======== DATASET RECORDS
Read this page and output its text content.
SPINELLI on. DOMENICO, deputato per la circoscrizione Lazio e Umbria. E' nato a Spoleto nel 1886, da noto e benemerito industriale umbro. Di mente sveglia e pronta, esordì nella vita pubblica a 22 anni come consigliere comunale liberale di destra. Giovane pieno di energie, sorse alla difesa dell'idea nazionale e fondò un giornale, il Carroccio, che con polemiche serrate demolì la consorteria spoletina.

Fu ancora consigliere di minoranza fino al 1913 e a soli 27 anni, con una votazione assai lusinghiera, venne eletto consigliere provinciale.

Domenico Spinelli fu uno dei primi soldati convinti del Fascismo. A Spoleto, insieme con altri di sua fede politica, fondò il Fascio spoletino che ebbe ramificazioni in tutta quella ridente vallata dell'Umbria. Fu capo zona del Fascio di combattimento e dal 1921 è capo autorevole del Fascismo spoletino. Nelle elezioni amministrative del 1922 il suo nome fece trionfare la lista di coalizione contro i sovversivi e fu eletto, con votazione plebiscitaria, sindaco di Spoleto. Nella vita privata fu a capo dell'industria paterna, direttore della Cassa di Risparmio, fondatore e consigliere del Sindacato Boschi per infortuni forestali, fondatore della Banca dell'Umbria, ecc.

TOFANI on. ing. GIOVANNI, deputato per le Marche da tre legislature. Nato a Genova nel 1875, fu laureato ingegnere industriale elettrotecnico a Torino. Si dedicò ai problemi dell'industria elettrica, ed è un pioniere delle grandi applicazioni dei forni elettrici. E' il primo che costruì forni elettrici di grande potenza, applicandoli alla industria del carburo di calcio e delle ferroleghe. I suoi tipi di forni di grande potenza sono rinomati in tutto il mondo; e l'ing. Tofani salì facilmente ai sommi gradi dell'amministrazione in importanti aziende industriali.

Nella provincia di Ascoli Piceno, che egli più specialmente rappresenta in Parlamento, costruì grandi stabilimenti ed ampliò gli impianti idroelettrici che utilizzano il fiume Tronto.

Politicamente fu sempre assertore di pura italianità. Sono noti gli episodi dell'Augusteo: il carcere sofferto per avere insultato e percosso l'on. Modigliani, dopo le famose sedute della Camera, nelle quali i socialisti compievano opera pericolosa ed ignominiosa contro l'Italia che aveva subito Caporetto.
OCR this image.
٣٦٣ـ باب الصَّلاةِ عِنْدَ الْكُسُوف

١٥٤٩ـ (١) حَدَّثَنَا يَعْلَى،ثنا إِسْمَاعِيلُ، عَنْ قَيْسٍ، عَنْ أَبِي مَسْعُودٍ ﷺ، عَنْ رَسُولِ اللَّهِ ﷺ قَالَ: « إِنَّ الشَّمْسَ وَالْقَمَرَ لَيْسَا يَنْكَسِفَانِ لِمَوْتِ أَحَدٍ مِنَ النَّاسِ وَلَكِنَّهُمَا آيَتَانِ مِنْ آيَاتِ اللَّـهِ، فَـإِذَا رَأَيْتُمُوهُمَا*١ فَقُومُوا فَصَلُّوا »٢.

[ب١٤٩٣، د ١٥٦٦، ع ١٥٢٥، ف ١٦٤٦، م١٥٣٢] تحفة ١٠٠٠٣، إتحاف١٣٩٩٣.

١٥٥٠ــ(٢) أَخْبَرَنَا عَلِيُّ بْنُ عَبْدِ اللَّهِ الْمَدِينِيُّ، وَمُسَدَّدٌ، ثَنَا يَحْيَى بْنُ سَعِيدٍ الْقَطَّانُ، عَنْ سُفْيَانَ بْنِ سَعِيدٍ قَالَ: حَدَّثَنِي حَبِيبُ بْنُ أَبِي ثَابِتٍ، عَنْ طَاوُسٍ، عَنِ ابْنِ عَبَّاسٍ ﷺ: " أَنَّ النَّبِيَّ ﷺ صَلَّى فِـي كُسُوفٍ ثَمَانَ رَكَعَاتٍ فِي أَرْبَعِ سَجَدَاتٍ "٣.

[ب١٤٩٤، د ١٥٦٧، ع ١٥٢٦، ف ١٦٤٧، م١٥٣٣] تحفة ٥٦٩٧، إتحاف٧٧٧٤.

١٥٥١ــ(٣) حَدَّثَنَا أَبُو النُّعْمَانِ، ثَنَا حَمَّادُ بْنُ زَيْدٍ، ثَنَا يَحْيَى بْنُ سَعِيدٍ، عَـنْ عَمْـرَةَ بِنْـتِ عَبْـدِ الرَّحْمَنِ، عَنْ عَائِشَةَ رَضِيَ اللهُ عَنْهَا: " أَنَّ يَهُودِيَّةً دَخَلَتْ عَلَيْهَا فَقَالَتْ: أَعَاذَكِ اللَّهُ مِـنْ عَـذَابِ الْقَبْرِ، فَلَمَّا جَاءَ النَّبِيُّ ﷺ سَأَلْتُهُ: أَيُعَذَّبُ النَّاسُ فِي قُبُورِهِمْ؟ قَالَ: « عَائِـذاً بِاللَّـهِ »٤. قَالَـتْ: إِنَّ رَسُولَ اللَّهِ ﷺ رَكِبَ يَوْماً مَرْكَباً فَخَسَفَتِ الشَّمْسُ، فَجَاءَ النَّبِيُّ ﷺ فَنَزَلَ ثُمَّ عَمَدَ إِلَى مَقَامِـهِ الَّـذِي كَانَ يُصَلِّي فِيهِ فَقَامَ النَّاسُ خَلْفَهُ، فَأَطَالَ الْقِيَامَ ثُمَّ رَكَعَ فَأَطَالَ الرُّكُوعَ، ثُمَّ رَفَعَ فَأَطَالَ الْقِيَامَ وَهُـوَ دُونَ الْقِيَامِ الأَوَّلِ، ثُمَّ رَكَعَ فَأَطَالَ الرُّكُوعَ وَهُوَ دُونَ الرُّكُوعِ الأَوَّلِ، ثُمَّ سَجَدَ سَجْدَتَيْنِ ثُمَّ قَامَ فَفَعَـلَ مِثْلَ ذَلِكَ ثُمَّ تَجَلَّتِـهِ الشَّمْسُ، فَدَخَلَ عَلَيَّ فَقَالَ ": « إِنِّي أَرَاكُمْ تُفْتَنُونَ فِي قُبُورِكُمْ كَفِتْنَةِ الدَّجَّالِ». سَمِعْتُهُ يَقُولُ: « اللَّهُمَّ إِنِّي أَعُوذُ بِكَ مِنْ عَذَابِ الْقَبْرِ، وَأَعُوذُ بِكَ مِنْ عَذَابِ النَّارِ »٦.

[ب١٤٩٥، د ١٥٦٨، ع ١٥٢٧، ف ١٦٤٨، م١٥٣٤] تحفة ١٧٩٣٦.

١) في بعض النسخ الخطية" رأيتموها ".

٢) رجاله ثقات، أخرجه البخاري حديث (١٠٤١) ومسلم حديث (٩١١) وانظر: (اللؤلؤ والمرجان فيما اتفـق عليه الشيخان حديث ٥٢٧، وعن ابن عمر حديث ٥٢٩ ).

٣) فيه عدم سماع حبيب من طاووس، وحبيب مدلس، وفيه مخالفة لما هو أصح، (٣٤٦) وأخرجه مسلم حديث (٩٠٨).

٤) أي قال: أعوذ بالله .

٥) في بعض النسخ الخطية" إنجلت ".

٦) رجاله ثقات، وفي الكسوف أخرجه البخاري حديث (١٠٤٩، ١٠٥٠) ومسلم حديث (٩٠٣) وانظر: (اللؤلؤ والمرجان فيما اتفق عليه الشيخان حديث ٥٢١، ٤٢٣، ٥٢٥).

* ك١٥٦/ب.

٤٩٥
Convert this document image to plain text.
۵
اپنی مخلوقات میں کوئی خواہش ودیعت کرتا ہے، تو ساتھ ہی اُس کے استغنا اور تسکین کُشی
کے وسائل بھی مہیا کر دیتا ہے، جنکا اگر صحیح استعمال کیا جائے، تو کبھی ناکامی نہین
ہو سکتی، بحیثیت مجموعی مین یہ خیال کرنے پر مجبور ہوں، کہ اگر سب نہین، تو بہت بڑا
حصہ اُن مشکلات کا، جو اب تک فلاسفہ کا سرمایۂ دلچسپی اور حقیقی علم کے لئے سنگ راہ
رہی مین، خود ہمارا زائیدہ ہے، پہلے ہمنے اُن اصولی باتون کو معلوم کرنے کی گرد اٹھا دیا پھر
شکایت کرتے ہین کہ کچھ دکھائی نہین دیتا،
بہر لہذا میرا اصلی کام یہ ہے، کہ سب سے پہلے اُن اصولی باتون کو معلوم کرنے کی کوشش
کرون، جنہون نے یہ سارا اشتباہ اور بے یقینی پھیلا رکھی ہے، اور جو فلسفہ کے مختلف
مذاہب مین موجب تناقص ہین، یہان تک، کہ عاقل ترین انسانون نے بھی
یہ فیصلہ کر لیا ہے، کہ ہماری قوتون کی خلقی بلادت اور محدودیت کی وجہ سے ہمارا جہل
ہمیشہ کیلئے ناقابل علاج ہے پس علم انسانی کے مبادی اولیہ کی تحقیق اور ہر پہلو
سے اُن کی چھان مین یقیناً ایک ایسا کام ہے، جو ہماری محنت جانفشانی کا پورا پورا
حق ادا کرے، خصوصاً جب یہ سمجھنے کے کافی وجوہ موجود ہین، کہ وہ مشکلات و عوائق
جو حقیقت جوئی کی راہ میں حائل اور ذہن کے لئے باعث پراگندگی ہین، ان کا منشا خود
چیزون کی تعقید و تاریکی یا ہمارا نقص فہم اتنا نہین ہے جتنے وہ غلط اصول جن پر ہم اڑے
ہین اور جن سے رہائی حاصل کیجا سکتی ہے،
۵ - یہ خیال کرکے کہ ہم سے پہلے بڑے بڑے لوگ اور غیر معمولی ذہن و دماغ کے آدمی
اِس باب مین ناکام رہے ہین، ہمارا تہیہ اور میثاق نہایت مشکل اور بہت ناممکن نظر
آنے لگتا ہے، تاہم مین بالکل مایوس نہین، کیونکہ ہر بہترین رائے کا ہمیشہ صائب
================
Check each line of the data above for the word "عليه", then state how many lines have it. Give the number alone.

_RESPONSE_
2